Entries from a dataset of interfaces
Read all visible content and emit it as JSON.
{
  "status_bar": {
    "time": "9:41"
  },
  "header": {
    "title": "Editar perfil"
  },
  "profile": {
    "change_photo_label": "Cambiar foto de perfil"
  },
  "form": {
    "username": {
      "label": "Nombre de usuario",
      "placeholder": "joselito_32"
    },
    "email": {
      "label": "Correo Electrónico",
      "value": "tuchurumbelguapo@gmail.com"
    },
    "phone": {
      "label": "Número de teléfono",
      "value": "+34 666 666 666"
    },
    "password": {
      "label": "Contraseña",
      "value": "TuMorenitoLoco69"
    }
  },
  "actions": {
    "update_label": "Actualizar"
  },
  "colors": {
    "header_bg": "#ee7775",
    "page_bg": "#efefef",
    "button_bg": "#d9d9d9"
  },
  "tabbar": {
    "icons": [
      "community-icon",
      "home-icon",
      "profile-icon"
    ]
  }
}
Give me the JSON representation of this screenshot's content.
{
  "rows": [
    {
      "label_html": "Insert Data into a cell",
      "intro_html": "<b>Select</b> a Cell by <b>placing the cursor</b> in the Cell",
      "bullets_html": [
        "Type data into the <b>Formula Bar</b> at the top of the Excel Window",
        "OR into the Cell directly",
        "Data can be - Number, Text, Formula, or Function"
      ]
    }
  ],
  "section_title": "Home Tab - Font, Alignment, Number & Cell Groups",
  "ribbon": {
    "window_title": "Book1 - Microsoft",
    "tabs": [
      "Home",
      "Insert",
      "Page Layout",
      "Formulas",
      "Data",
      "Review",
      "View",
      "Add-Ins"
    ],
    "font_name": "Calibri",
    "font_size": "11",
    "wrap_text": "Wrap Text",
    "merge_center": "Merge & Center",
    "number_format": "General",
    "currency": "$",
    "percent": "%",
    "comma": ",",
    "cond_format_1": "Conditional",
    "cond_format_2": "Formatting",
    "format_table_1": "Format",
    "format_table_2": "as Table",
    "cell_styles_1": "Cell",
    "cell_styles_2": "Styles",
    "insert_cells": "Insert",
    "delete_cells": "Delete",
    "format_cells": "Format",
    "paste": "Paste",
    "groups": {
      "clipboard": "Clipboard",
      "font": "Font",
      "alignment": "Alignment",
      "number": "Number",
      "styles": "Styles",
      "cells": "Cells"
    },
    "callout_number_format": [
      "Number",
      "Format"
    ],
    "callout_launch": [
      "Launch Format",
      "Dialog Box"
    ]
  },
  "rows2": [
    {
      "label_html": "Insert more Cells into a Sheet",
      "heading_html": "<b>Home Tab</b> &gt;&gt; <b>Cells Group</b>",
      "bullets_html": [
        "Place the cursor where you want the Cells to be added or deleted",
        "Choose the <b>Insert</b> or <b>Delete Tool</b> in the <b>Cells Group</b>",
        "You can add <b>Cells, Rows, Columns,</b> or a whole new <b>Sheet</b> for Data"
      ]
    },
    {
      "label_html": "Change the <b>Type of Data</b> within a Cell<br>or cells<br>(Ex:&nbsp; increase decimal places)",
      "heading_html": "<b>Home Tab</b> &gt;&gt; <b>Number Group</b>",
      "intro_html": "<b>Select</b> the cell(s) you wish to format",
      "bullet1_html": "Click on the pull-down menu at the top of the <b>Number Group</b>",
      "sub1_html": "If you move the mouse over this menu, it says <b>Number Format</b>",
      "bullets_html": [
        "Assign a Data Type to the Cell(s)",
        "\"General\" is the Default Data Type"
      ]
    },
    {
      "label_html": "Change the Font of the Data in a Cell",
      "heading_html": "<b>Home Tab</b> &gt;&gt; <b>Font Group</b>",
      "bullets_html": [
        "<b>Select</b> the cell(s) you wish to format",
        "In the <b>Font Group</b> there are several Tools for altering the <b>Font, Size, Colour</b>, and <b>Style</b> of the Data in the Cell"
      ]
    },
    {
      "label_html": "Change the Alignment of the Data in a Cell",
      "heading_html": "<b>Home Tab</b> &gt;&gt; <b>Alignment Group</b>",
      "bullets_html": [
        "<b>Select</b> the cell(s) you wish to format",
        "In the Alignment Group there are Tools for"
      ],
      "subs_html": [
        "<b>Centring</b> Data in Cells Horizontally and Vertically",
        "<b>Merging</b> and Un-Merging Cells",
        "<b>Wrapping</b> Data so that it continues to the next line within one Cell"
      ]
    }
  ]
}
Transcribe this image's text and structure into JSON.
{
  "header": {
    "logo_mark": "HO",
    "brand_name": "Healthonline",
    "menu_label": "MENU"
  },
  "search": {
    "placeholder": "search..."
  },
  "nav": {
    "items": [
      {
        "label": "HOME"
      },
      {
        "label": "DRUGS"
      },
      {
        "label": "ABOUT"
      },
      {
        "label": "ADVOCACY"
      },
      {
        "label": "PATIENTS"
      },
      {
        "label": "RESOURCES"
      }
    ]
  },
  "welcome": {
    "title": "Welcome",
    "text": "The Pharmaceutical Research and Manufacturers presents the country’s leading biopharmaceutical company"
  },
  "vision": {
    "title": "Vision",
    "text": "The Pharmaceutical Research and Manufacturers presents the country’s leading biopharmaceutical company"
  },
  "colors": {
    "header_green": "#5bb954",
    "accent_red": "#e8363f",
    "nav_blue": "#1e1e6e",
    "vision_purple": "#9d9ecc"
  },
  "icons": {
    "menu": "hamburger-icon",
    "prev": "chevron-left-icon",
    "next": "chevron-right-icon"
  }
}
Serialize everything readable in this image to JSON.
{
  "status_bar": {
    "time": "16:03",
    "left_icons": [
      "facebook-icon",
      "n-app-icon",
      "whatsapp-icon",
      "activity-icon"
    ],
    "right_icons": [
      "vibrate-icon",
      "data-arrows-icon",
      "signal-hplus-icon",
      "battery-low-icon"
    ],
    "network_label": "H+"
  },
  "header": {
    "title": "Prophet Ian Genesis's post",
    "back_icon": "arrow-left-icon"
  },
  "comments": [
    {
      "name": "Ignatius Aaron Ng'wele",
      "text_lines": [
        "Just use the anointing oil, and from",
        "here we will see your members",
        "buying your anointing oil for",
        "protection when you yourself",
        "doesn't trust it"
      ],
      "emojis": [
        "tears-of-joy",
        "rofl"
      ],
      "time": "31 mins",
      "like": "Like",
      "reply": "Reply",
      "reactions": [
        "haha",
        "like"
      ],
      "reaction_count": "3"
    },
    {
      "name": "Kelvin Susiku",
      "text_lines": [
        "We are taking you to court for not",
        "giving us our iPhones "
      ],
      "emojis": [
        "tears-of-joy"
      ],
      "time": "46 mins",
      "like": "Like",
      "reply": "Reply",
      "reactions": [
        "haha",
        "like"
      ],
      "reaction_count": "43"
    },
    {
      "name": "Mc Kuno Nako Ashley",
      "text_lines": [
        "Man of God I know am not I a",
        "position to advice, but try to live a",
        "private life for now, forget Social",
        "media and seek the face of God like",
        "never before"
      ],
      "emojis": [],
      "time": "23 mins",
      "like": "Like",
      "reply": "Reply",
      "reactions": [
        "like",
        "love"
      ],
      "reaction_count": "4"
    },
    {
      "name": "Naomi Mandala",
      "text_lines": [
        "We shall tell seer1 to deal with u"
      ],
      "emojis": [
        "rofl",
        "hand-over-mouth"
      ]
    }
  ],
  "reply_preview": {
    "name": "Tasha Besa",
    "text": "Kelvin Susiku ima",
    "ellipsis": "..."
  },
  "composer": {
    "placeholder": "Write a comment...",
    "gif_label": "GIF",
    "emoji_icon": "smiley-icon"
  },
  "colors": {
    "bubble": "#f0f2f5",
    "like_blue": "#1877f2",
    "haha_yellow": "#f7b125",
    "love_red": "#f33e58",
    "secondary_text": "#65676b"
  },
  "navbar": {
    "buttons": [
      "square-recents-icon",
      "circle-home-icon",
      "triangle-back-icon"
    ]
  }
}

## TASK TO CARRY OUT:
Repeat the records, every one of them, without any deviation.

## EXPECTED ANSWER:
Read all visible content and emit it as JSON.
{
  "status_bar": {
    "time": "9:41"
  },
  "header": {
    "title": "Editar perfil"
  },
  "profile": {
    "change_photo_label": "Cambiar foto de perfil"
  },
  "form": {
    "username": {
      "label": "Nombre de usuario",
      "placeholder": "joselito_32"
    },
    "email": {
      "label": "Correo Electrónico",
      "value": "tuchurumbelguapo@gmail.com"
    },
    "phone": {
      "label": "Número de teléfono",
      "value": "+34 666 666 666"
    },
    "password": {
      "label": "Contraseña",
      "value": "TuMorenitoLoco69"
    }
  },
  "actions": {
    "update_label": "Actualizar"
  },
  "colors": {
    "header_bg": "#ee7775",
    "page_bg": "#efefef",
    "button_bg": "#d9d9d9"
  },
  "tabbar": {
    "icons": [
      "community-icon",
      "home-icon",
      "profile-icon"
    ]
  }
}
Give me the JSON representation of this screenshot's content.
{
  "rows": [
    {
      "label_html": "Insert Data into a cell",
      "intro_html": "<b>Select</b> a Cell by <b>placing the cursor</b> in the Cell",
      "bullets_html": [
        "Type data into the <b>Formula Bar</b> at the top of the Excel Window",
        "OR into the Cell directly",
        "Data can be - Number, Text, Formula, or Function"
      ]
    }
  ],
  "section_title": "Home Tab - Font, Alignment, Number & Cell Groups",
  "ribbon": {
    "window_title": "Book1 - Microsoft",
    "tabs": [
      "Home",
      "Insert",
      "Page Layout",
      "Formulas",
      "Data",
      "Review",
      "View",
      "Add-Ins"
    ],
    "font_name": "Calibri",
    "font_size": "11",
    "wrap_text": "Wrap Text",
    "merge_center": "Merge & Center",
    "number_format": "General",
    "currency": "$",
    "percent": "%",
    "comma": ",",
    "cond_format_1": "Conditional",
    "cond_format_2": "Formatting",
    "format_table_1": "Format",
    "format_table_2": "as Table",
    "cell_styles_1": "Cell",
    "cell_styles_2": "Styles",
    "insert_cells": "Insert",
    "delete_cells": "Delete",
    "format_cells": "Format",
    "paste": "Paste",
    "groups": {
      "clipboard": "Clipboard",
      "font": "Font",
      "alignment": "Alignment",
      "number": "Number",
      "styles": "Styles",
      "cells": "Cells"
    },
    "callout_number_format": [
      "Number",
      "Format"
    ],
    "callout_launch": [
      "Launch Format",
      "Dialog Box"
    ]
  },
  "rows2": [
    {
      "label_html": "Insert more Cells into a Sheet",
      "heading_html": "<b>Home Tab</b> &gt;&gt; <b>Cells Group</b>",
      "bullets_html": [
        "Place the cursor where you want the Cells to be added or deleted",
        "Choose the <b>Insert</b> or <b>Delete Tool</b> in the <b>Cells Group</b>",
        "You can add <b>Cells, Rows, Columns,</b> or a whole new <b>Sheet</b> for Data"
      ]
    },
    {
      "label_html": "Change the <b>Type of Data</b> within a Cell<br>or cells<br>(Ex:&nbsp; increase decimal places)",
      "heading_html": "<b>Home Tab</b> &gt;&gt; <b>Number Group</b>",
      "intro_html": "<b>Select</b> the cell(s) you wish to format",
      "bullet1_html": "Click on the pull-down menu at the top of the <b>Number Group</b>",
      "sub1_html": "If you move the mouse over this menu, it says <b>Number Format</b>",
      "bullets_html": [
        "Assign a Data Type to the Cell(s)",
        "\"General\" is the Default Data Type"
      ]
    },
    {
      "label_html": "Change the Font of the Data in a Cell",
      "heading_html": "<b>Home Tab</b> &gt;&gt; <b>Font Group</b>",
      "bullets_html": [
        "<b>Select</b> the cell(s) you wish to format",
        "In the <b>Font Group</b> there are several Tools for altering the <b>Font, Size, Colour</b>, and <b>Style</b> of the Data in the Cell"
      ]
    },
    {
      "label_html": "Change the Alignment of the Data in a Cell",
      "heading_html": "<b>Home Tab</b> &gt;&gt; <b>Alignment Group</b>",
      "bullets_html": [
        "<b>Select</b> the cell(s) you wish to format",
        "In the Alignment Group there are Tools for"
      ],
      "subs_html": [
        "<b>Centring</b> Data in Cells Horizontally and Vertically",
        "<b>Merging</b> and Un-Merging Cells",
        "<b>Wrapping</b> Data so that it continues to the next line within one Cell"
      ]
    }
  ]
}
Transcribe this image's text and structure into JSON.
{
  "header": {
    "logo_mark": "HO",
    "brand_name": "Healthonline",
    "menu_label": "MENU"
  },
  "search": {
    "placeholder": "search..."
  },
  "nav": {
    "items": [
      {
        "label": "HOME"
      },
      {
        "label": "DRUGS"
      },
      {
        "label": "ABOUT"
      },
      {
        "label": "ADVOCACY"
      },
      {
        "label": "PATIENTS"
      },
      {
        "label": "RESOURCES"
      }
    ]
  },
  "welcome": {
    "title": "Welcome",
    "text": "The Pharmaceutical Research and Manufacturers presents the country’s leading biopharmaceutical company"
  },
  "vision": {
    "title": "Vision",
    "text": "The Pharmaceutical Research and Manufacturers presents the country’s leading biopharmaceutical company"
  },
  "colors": {
    "header_green": "#5bb954",
    "accent_red": "#e8363f",
    "nav_blue": "#1e1e6e",
    "vision_purple": "#9d9ecc"
  },
  "icons": {
    "menu": "hamburger-icon",
    "prev": "chevron-left-icon",
    "next": "chevron-right-icon"
  }
}
Serialize everything readable in this image to JSON.
{
  "status_bar": {
    "time": "16:03",
    "left_icons": [
      "facebook-icon",
      "n-app-icon",
      "whatsapp-icon",
      "activity-icon"
    ],
    "right_icons": [
      "vibrate-icon",
      "data-arrows-icon",
      "signal-hplus-icon",
      "battery-low-icon"
    ],
    "network_label": "H+"
  },
  "header": {
    "title": "Prophet Ian Genesis's post",
    "back_icon": "arrow-left-icon"
  },
  "comments": [
    {
      "name": "Ignatius Aaron Ng'wele",
      "text_lines": [
        "Just use the anointing oil, and from",
        "here we will see your members",
        "buying your anointing oil for",
        "protection when you yourself",
        "doesn't trust it"
      ],
      "emojis": [
        "tears-of-joy",
        "rofl"
      ],
      "time": "31 mins",
      "like": "Like",
      "reply": "Reply",
      "reactions": [
        "haha",
        "like"
      ],
      "reaction_count": "3"
    },
    {
      "name": "Kelvin Susiku",
      "text_lines": [
        "We are taking you to court for not",
        "giving us our iPhones "
      ],
      "emojis": [
        "tears-of-joy"
      ],
      "time": "46 mins",
      "like": "Like",
      "reply": "Reply",
      "reactions": [
        "haha",
        "like"
      ],
      "reaction_count": "43"
    },
    {
      "name": "Mc Kuno Nako Ashley",
      "text_lines": [
        "Man of God I know am not I a",
        "position to advice, but try to live a",
        "private life for now, forget Social",
        "media and seek the face of God like",
        "never before"
      ],
      "emojis": [],
      "time": "23 mins",
      "like": "Like",
      "reply": "Reply",
      "reactions": [
        "like",
        "love"
      ],
      "reaction_count": "4"
    },
    {
      "name": "Naomi Mandala",
      "text_lines": [
        "We shall tell seer1 to deal with u"
      ],
      "emojis": [
        "rofl",
        "hand-over-mouth"
      ]
    }
  ],
  "reply_preview": {
    "name": "Tasha Besa",
    "text": "Kelvin Susiku ima",
    "ellipsis": "..."
  },
  "composer": {
    "placeholder": "Write a comment...",
    "gif_label": "GIF",
    "emoji_icon": "smiley-icon"
  },
  "colors": {
    "bubble": "#f0f2f5",
    "like_blue": "#1877f2",
    "haha_yellow": "#f7b125",
    "love_red": "#f33e58",
    "secondary_text": "#65676b"
  },
  "navbar": {
    "buttons": [
      "square-recents-icon",
      "circle-home-icon",
      "triangle-back-icon"
    ]
  }
}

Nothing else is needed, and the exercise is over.